-- start of Data supplied --
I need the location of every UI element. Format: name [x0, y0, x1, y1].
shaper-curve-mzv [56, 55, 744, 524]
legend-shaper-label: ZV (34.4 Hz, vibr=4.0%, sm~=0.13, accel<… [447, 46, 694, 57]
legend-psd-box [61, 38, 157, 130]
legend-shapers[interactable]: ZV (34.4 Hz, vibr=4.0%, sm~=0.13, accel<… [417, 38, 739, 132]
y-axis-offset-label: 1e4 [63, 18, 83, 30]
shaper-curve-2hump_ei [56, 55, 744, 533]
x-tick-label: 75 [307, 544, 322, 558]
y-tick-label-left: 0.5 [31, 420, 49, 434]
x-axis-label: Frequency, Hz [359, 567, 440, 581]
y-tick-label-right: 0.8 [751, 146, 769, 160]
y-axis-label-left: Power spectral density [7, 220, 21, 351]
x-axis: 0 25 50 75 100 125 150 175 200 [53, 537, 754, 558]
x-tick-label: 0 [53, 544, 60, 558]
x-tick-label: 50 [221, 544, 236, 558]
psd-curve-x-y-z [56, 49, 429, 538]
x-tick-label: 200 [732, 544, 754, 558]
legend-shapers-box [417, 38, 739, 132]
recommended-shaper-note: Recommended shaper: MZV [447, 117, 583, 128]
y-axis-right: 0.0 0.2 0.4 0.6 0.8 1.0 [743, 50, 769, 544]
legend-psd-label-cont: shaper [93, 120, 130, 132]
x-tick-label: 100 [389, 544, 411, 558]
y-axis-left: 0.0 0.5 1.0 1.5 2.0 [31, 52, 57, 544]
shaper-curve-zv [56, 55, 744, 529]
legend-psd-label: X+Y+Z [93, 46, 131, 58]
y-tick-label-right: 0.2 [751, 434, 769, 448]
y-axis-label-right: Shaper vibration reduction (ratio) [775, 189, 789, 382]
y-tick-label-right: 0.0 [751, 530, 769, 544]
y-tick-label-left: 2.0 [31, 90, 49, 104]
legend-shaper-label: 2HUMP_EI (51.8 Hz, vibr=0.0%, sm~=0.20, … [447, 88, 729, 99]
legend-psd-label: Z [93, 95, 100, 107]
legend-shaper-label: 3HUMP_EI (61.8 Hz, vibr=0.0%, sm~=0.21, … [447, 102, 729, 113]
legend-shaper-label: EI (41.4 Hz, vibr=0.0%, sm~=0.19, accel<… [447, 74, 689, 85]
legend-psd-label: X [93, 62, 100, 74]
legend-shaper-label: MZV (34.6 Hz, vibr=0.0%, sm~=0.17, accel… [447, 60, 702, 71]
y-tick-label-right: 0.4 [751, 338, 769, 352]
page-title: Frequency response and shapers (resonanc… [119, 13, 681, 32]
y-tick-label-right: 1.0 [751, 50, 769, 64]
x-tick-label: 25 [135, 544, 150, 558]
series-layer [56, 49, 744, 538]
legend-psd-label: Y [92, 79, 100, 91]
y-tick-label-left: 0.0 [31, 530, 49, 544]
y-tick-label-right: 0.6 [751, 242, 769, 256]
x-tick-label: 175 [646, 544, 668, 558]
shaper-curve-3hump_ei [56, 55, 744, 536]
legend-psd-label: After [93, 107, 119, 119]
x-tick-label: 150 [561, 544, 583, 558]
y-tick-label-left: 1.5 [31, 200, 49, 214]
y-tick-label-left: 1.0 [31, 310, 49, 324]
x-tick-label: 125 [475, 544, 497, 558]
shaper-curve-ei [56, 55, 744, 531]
-- end of Data supplied --
### [Job]
Copy out every line of the data above word for word, in the same order.

### [Solution for this task]
I need the location of every UI element. Format: name [x0, y0, x1, y1].
shaper-curve-mzv [56, 55, 744, 524]
legend-shaper-label: ZV (34.4 Hz, vibr=4.0%, sm~=0.13, accel<… [447, 46, 694, 57]
legend-psd-box [61, 38, 157, 130]
legend-shapers[interactable]: ZV (34.4 Hz, vibr=4.0%, sm~=0.13, accel<… [417, 38, 739, 132]
y-axis-offset-label: 1e4 [63, 18, 83, 30]
shaper-curve-2hump_ei [56, 55, 744, 533]
x-tick-label: 75 [307, 544, 322, 558]
y-tick-label-left: 0.5 [31, 420, 49, 434]
x-axis-label: Frequency, Hz [359, 567, 440, 581]
y-tick-label-right: 0.8 [751, 146, 769, 160]
y-axis-label-left: Power spectral density [7, 220, 21, 351]
x-axis: 0 25 50 75 100 125 150 175 200 [53, 537, 754, 558]
x-tick-label: 0 [53, 544, 60, 558]
x-tick-label: 50 [221, 544, 236, 558]
psd-curve-x-y-z [56, 49, 429, 538]
x-tick-label: 200 [732, 544, 754, 558]
legend-shapers-box [417, 38, 739, 132]
recommended-shaper-note: Recommended shaper: MZV [447, 117, 583, 128]
y-axis-right: 0.0 0.2 0.4 0.6 0.8 1.0 [743, 50, 769, 544]
legend-psd-label-cont: shaper [93, 120, 130, 132]
x-tick-label: 100 [389, 544, 411, 558]
y-axis-left: 0.0 0.5 1.0 1.5 2.0 [31, 52, 57, 544]
shaper-curve-zv [56, 55, 744, 529]
legend-psd-label: X+Y+Z [93, 46, 131, 58]
y-tick-label-right: 0.2 [751, 434, 769, 448]
y-axis-label-right: Shaper vibration reduction (ratio) [775, 189, 789, 382]
y-tick-label-right: 0.0 [751, 530, 769, 544]
y-tick-label-left: 2.0 [31, 90, 49, 104]
legend-shaper-label: 2HUMP_EI (51.8 Hz, vibr=0.0%, sm~=0.20, … [447, 88, 729, 99]
legend-psd-label: Z [93, 95, 100, 107]
legend-shaper-label: 3HUMP_EI (61.8 Hz, vibr=0.0%, sm~=0.21, … [447, 102, 729, 113]
legend-shaper-label: EI (41.4 Hz, vibr=0.0%, sm~=0.19, accel<… [447, 74, 689, 85]
legend-psd-label: X [93, 62, 100, 74]
legend-shaper-label: MZV (34.6 Hz, vibr=0.0%, sm~=0.17, accel… [447, 60, 702, 71]
y-tick-label-right: 0.4 [751, 338, 769, 352]
page-title: Frequency response and shapers (resonanc… [119, 13, 681, 32]
y-tick-label-right: 1.0 [751, 50, 769, 64]
x-tick-label: 25 [135, 544, 150, 558]
series-layer [56, 49, 744, 538]
legend-psd-label: Y [92, 79, 100, 91]
y-tick-label-left: 0.0 [31, 530, 49, 544]
y-tick-label-right: 0.6 [751, 242, 769, 256]
x-tick-label: 175 [646, 544, 668, 558]
shaper-curve-3hump_ei [56, 55, 744, 536]
legend-psd-label: After [93, 107, 119, 119]
x-tick-label: 150 [561, 544, 583, 558]
y-tick-label-left: 1.5 [31, 200, 49, 214]
y-tick-label-left: 1.0 [31, 310, 49, 324]
x-tick-label: 125 [475, 544, 497, 558]
shaper-curve-ei [56, 55, 744, 531]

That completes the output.